____ Trecho do documento

Jogando no hard: Gamers com deficiência superam desafios para jogar
Paixão por games supera obstáculos e inspira outros jogadores
Jogos eletrônicos estão entre os principais meios de entretenimento da atualidade, com opções para todos os gostos e níveis de habilidade, mas nem sempre são acessíveis para todos. Os games e controles costumam ser pensados apenas para pessoas sem nenhum tipo de deficiência física.
O controle de um PlayStation ou Xbox tem entre 13 e 16 botões e muitos jogos pedem que o usuário execute comandos envolvendo dois ou três deles ao mesmo tempo. O que parece uma tarefa fácil para muita gente é um obstáculo enorme para as PcD, pessoas com deficiência.

________

Desafio 1.
Como ficaria, em forma de lista, o parágrafo do trecho que começa com "O controle de um PlayStation", mantendo seus fatos principais?
Desafio 2.
Extraia do trecho, sem alterar nada, a parte que abre com as palavras que contêm "Jogando no hard: Gamers" e fecha com "pessoas com deficiência.".
As linhas que vêm depois deste trecho formam um material independente dele.

____ Linhas armazenadas

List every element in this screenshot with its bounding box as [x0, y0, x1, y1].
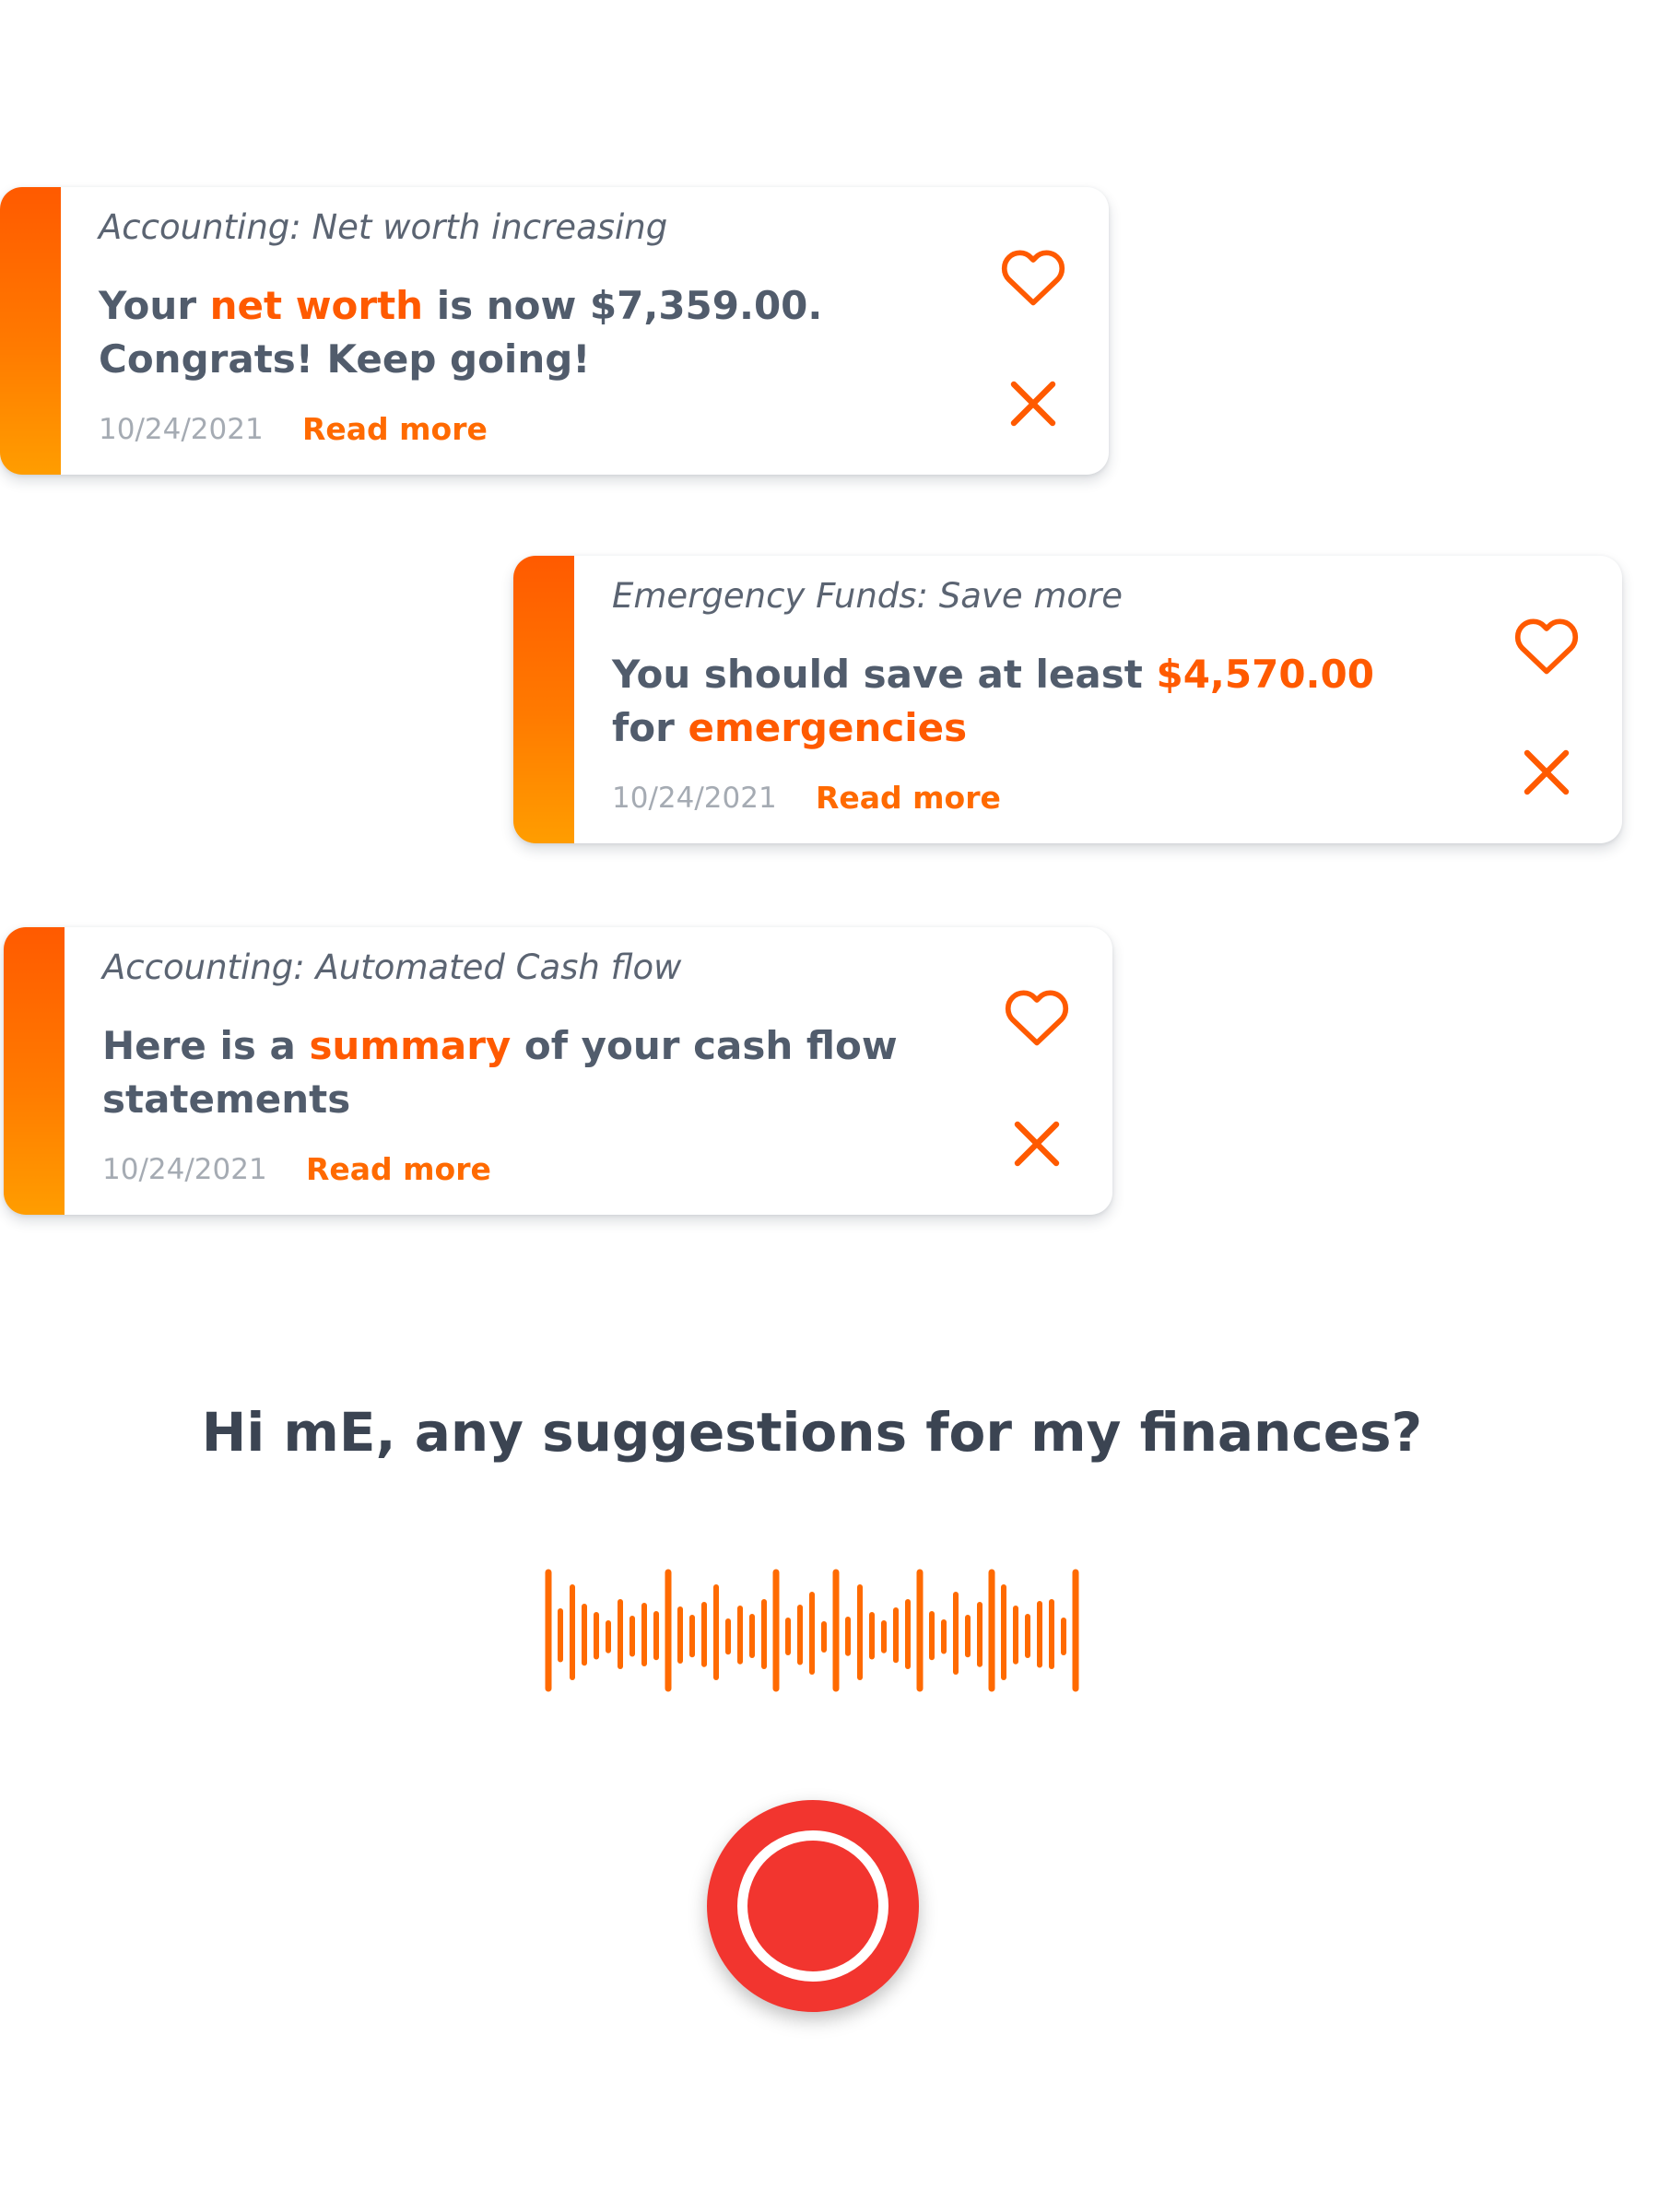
close-icon[interactable] [996, 367, 1070, 441]
heart-outline-icon-svg [1005, 990, 1069, 1046]
close-icon-svg [1010, 381, 1056, 427]
card-accent-bar [4, 927, 65, 1215]
card-message: Your net worth is now $7,359.00. Congrat… [99, 279, 910, 386]
record-button[interactable] [707, 1800, 919, 2012]
message-text: Your [99, 283, 210, 328]
audio-waveform-icon [373, 1569, 1258, 1692]
message-text: for [612, 705, 688, 750]
highlighted-text: emergencies [688, 705, 968, 750]
message-text: Here is a [102, 1023, 310, 1068]
card-accent-bar [0, 187, 61, 475]
close-icon[interactable] [1000, 1107, 1074, 1181]
card-date: 10/24/2021 [102, 1153, 267, 1186]
notification-card[interactable]: Accounting: Automated Cash flow Here is … [4, 927, 1112, 1215]
close-icon-svg [1524, 749, 1570, 795]
voice-prompt-text: Hi mE, any suggestions for my finances? [201, 1401, 1423, 1464]
heart-outline-icon-svg [1514, 618, 1579, 675]
waveform-bars [545, 1569, 1079, 1692]
read-more-link[interactable]: Read more [306, 1151, 491, 1187]
heart-outline-icon[interactable] [1000, 980, 1074, 1053]
read-more-link[interactable]: Read more [302, 411, 488, 447]
highlighted-text: summary [309, 1023, 512, 1068]
read-more-link[interactable]: Read more [816, 780, 1001, 816]
message-text: You should save at least [612, 652, 1157, 697]
card-category: Emergency Funds: Save more [612, 576, 1124, 616]
card-category: Accounting: Net worth increasing [99, 207, 668, 247]
card-date: 10/24/2021 [99, 413, 264, 446]
card-message: You should save at least $4,570.00 for e… [612, 648, 1423, 755]
heart-outline-icon[interactable] [996, 240, 1070, 313]
highlighted-text: net worth [209, 283, 424, 328]
card-message: Here is a summary of your cash flow stat… [102, 1019, 913, 1126]
record-button-icon [737, 1830, 888, 1982]
card-category: Accounting: Automated Cash flow [102, 947, 682, 987]
heart-outline-icon[interactable] [1510, 608, 1583, 682]
close-icon[interactable] [1510, 735, 1583, 809]
notification-card[interactable]: Emergency Funds: Save more You should sa… [513, 556, 1622, 843]
highlighted-text: $4,570.00 [1156, 652, 1374, 697]
notification-card[interactable]: Accounting: Net worth increasing Your ne… [0, 187, 1109, 475]
card-date: 10/24/2021 [612, 782, 777, 815]
card-accent-bar [513, 556, 574, 843]
heart-outline-icon-svg [1001, 250, 1065, 306]
close-icon-svg [1014, 1121, 1060, 1167]
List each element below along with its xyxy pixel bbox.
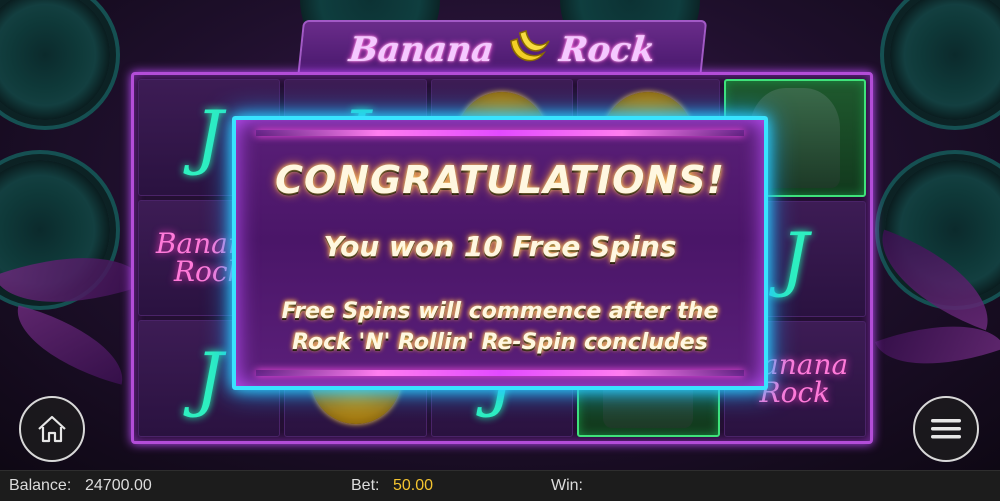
award-message-line-2: Rock 'N' Rollin' Re-Spin concludes [292, 330, 708, 355]
award-message: Free Spins will commence after the Rock … [236, 296, 764, 358]
neon-note-symbol: J [195, 96, 224, 179]
home-icon [38, 415, 66, 443]
logo-word-right: Rock [557, 30, 657, 70]
award-message-line-1: Free Spins will commence after the [281, 299, 719, 324]
free-spins-award-dialog[interactable]: CONGRATULATIONS! You won 10 Free Spins F… [232, 116, 768, 390]
award-text: You won 10 Free Spins [323, 230, 677, 263]
bet-value: 50.00 [393, 477, 434, 494]
dialog-heading: CONGRATULATIONS! [275, 158, 725, 202]
menu-button[interactable] [913, 396, 979, 462]
balance-value: 24700.00 [85, 477, 152, 494]
speaker-top-right [890, 0, 1000, 120]
neon-note-symbol: J [195, 337, 224, 420]
status-bar: Balance: 24700.00 Bet: 50.00 Win: [0, 470, 1000, 501]
banana-logo-icon [509, 30, 550, 62]
symbol-text: Rock [759, 376, 831, 409]
speaker-top-left [0, 0, 110, 120]
game-logo: Banana Rock [296, 20, 708, 80]
home-button[interactable] [19, 396, 85, 462]
bet-label: Bet: [351, 477, 380, 494]
win-label: Win: [551, 477, 583, 494]
neon-note-symbol: J [780, 218, 809, 300]
logo-word-left: Banana [347, 30, 496, 70]
foliage-left-2 [5, 305, 135, 385]
balance-label: Balance: [9, 477, 72, 494]
game-stage: Banana Rock J BananaRock J J J J [0, 0, 1000, 470]
menu-icon [931, 419, 961, 439]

________

Resposta esperada 1.
- O controle de um PlayStation ou Xbox tem entre 13 e 16 botões.
- Muitos jogos exigem comandos com dois ou três botões ao mesmo tempo.
- O que é fácil para muita gente é um obstáculo enorme para as PcD, pessoas com deficiência.

Resposta esperada 2.
Jogando no hard: Gamers com deficiência superam desafios para jogar
Paixão por games supera obstáculos e inspira outros jogadores
Jogos eletrônicos estão entre os principais meios de entretenimento da atualidade, com opções para todos os gostos e níveis de habilidade, mas nem sempre são acessíveis para todos. Os games e controles costumam ser pensados apenas para pessoas sem nenhum tipo de deficiência física.
O controle de um PlayStation ou Xbox tem entre 13 e 16 botões e muitos jogos pedem que o usuário execute comandos envolvendo dois ou três deles ao mesmo tempo. O que parece uma tarefa fácil para muita gente é um obstáculo enorme para as PcD, pessoas com deficiência.